▶ _Records_:
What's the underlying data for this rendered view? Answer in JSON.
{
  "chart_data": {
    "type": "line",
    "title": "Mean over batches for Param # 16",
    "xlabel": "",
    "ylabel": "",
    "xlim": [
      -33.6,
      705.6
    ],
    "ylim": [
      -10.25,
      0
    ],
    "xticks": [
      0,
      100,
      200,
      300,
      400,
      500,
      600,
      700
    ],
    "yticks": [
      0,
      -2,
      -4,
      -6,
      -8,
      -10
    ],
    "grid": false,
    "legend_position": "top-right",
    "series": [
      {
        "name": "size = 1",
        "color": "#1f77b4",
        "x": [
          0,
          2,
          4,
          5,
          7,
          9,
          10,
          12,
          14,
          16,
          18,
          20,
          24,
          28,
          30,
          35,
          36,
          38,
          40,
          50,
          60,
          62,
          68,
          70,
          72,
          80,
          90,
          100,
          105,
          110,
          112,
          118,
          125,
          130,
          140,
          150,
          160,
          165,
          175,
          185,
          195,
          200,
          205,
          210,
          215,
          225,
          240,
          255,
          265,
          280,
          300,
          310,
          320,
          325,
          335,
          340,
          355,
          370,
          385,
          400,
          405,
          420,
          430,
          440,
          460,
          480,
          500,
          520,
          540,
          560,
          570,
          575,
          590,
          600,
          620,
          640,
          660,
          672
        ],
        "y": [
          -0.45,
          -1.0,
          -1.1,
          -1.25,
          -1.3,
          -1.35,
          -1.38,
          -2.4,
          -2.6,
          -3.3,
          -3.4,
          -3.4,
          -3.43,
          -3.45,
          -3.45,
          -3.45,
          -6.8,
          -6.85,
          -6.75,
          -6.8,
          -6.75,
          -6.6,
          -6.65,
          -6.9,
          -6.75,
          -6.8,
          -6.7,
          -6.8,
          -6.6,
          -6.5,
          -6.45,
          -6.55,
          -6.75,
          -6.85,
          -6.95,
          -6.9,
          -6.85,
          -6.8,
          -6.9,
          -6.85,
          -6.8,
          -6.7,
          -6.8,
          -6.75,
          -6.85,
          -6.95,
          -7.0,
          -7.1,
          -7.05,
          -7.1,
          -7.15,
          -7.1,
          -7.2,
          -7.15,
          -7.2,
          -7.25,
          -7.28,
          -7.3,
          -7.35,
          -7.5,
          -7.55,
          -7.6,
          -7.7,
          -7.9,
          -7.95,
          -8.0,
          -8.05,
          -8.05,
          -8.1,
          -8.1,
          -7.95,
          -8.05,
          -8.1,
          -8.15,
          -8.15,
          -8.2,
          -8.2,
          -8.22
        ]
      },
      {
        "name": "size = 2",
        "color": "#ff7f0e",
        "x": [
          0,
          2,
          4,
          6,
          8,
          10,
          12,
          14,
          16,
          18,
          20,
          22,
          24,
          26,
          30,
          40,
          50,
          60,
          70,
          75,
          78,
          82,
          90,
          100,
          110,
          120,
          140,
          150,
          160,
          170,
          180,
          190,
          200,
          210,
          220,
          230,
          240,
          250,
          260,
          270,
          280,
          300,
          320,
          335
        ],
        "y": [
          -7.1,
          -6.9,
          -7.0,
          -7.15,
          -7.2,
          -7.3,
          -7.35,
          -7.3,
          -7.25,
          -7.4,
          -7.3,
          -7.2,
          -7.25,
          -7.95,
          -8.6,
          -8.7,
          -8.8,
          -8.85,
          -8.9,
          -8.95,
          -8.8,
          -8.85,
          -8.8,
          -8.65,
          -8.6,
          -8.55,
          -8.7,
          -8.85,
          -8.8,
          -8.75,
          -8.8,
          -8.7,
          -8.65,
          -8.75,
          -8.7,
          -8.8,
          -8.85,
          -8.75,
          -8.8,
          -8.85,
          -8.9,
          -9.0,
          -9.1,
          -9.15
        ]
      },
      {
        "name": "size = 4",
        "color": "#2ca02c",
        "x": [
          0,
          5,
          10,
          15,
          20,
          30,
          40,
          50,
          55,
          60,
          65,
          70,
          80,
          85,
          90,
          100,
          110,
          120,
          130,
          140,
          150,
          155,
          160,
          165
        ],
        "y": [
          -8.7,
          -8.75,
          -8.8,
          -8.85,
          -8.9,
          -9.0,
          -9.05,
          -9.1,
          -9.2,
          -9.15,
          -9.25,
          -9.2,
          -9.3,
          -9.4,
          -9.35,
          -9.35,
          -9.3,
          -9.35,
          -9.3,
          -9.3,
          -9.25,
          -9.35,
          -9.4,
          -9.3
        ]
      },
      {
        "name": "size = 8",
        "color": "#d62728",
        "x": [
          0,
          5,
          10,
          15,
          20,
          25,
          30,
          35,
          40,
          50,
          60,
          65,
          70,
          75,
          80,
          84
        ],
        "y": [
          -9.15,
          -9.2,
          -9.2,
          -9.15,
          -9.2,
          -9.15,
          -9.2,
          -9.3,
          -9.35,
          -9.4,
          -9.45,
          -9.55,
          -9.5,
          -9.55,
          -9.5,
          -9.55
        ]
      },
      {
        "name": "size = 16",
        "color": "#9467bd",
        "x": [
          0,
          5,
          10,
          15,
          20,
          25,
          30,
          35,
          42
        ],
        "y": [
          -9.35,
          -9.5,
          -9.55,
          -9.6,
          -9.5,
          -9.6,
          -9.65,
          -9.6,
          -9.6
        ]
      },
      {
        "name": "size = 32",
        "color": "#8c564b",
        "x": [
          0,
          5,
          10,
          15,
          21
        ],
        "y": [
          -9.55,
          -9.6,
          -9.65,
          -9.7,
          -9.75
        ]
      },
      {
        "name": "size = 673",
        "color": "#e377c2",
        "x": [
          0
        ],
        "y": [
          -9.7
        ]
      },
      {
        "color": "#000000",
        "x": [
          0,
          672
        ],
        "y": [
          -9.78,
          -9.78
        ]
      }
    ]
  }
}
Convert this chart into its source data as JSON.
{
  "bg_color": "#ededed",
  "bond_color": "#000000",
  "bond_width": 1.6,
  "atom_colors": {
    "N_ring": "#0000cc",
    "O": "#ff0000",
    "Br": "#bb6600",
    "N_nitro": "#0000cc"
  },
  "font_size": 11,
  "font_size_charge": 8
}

▶ _Task to complete_:
Write an exact transcription of every entry above.

▶ _Finished task_:
What's the underlying data for this rendered view? Answer in JSON.
{
  "chart_data": {
    "type": "line",
    "title": "Mean over batches for Param # 16",
    "xlabel": "",
    "ylabel": "",
    "xlim": [
      -33.6,
      705.6
    ],
    "ylim": [
      -10.25,
      0
    ],
    "xticks": [
      0,
      100,
      200,
      300,
      400,
      500,
      600,
      700
    ],
    "yticks": [
      0,
      -2,
      -4,
      -6,
      -8,
      -10
    ],
    "grid": false,
    "legend_position": "top-right",
    "series": [
      {
        "name": "size = 1",
        "color": "#1f77b4",
        "x": [
          0,
          2,
          4,
          5,
          7,
          9,
          10,
          12,
          14,
          16,
          18,
          20,
          24,
          28,
          30,
          35,
          36,
          38,
          40,
          50,
          60,
          62,
          68,
          70,
          72,
          80,
          90,
          100,
          105,
          110,
          112,
          118,
          125,
          130,
          140,
          150,
          160,
          165,
          175,
          185,
          195,
          200,
          205,
          210,
          215,
          225,
          240,
          255,
          265,
          280,
          300,
          310,
          320,
          325,
          335,
          340,
          355,
          370,
          385,
          400,
          405,
          420,
          430,
          440,
          460,
          480,
          500,
          520,
          540,
          560,
          570,
          575,
          590,
          600,
          620,
          640,
          660,
          672
        ],
        "y": [
          -0.45,
          -1.0,
          -1.1,
          -1.25,
          -1.3,
          -1.35,
          -1.38,
          -2.4,
          -2.6,
          -3.3,
          -3.4,
          -3.4,
          -3.43,
          -3.45,
          -3.45,
          -3.45,
          -6.8,
          -6.85,
          -6.75,
          -6.8,
          -6.75,
          -6.6,
          -6.65,
          -6.9,
          -6.75,
          -6.8,
          -6.7,
          -6.8,
          -6.6,
          -6.5,
          -6.45,
          -6.55,
          -6.75,
          -6.85,
          -6.95,
          -6.9,
          -6.85,
          -6.8,
          -6.9,
          -6.85,
          -6.8,
          -6.7,
          -6.8,
          -6.75,
          -6.85,
          -6.95,
          -7.0,
          -7.1,
          -7.05,
          -7.1,
          -7.15,
          -7.1,
          -7.2,
          -7.15,
          -7.2,
          -7.25,
          -7.28,
          -7.3,
          -7.35,
          -7.5,
          -7.55,
          -7.6,
          -7.7,
          -7.9,
          -7.95,
          -8.0,
          -8.05,
          -8.05,
          -8.1,
          -8.1,
          -7.95,
          -8.05,
          -8.1,
          -8.15,
          -8.15,
          -8.2,
          -8.2,
          -8.22
        ]
      },
      {
        "name": "size = 2",
        "color": "#ff7f0e",
        "x": [
          0,
          2,
          4,
          6,
          8,
          10,
          12,
          14,
          16,
          18,
          20,
          22,
          24,
          26,
          30,
          40,
          50,
          60,
          70,
          75,
          78,
          82,
          90,
          100,
          110,
          120,
          140,
          150,
          160,
          170,
          180,
          190,
          200,
          210,
          220,
          230,
          240,
          250,
          260,
          270,
          280,
          300,
          320,
          335
        ],
        "y": [
          -7.1,
          -6.9,
          -7.0,
          -7.15,
          -7.2,
          -7.3,
          -7.35,
          -7.3,
          -7.25,
          -7.4,
          -7.3,
          -7.2,
          -7.25,
          -7.95,
          -8.6,
          -8.7,
          -8.8,
          -8.85,
          -8.9,
          -8.95,
          -8.8,
          -8.85,
          -8.8,
          -8.65,
          -8.6,
          -8.55,
          -8.7,
          -8.85,
          -8.8,
          -8.75,
          -8.8,
          -8.7,
          -8.65,
          -8.75,
          -8.7,
          -8.8,
          -8.85,
          -8.75,
          -8.8,
          -8.85,
          -8.9,
          -9.0,
          -9.1,
          -9.15
        ]
      },
      {
        "name": "size = 4",
        "color": "#2ca02c",
        "x": [
          0,
          5,
          10,
          15,
          20,
          30,
          40,
          50,
          55,
          60,
          65,
          70,
          80,
          85,
          90,
          100,
          110,
          120,
          130,
          140,
          150,
          155,
          160,
          165
        ],
        "y": [
          -8.7,
          -8.75,
          -8.8,
          -8.85,
          -8.9,
          -9.0,
          -9.05,
          -9.1,
          -9.2,
          -9.15,
          -9.25,
          -9.2,
          -9.3,
          -9.4,
          -9.35,
          -9.35,
          -9.3,
          -9.35,
          -9.3,
          -9.3,
          -9.25,
          -9.35,
          -9.4,
          -9.3
        ]
      },
      {
        "name": "size = 8",
        "color": "#d62728",
        "x": [
          0,
          5,
          10,
          15,
          20,
          25,
          30,
          35,
          40,
          50,
          60,
          65,
          70,
          75,
          80,
          84
        ],
        "y": [
          -9.15,
          -9.2,
          -9.2,
          -9.15,
          -9.2,
          -9.15,
          -9.2,
          -9.3,
          -9.35,
          -9.4,
          -9.45,
          -9.55,
          -9.5,
          -9.55,
          -9.5,
          -9.55
        ]
      },
      {
        "name": "size = 16",
        "color": "#9467bd",
        "x": [
          0,
          5,
          10,
          15,
          20,
          25,
          30,
          35,
          42
        ],
        "y": [
          -9.35,
          -9.5,
          -9.55,
          -9.6,
          -9.5,
          -9.6,
          -9.65,
          -9.6,
          -9.6
        ]
      },
      {
        "name": "size = 32",
        "color": "#8c564b",
        "x": [
          0,
          5,
          10,
          15,
          21
        ],
        "y": [
          -9.55,
          -9.6,
          -9.65,
          -9.7,
          -9.75
        ]
      },
      {
        "name": "size = 673",
        "color": "#e377c2",
        "x": [
          0
        ],
        "y": [
          -9.7
        ]
      },
      {
        "color": "#000000",
        "x": [
          0,
          672
        ],
        "y": [
          -9.78,
          -9.78
        ]
      }
    ]
  }
}
Convert this chart into its source data as JSON.
{
  "bg_color": "#ededed",
  "bond_color": "#000000",
  "bond_width": 1.6,
  "atom_colors": {
    "N_ring": "#0000cc",
    "O": "#ff0000",
    "Br": "#bb6600",
    "N_nitro": "#0000cc"
  },
  "font_size": 11,
  "font_size_charge": 8
}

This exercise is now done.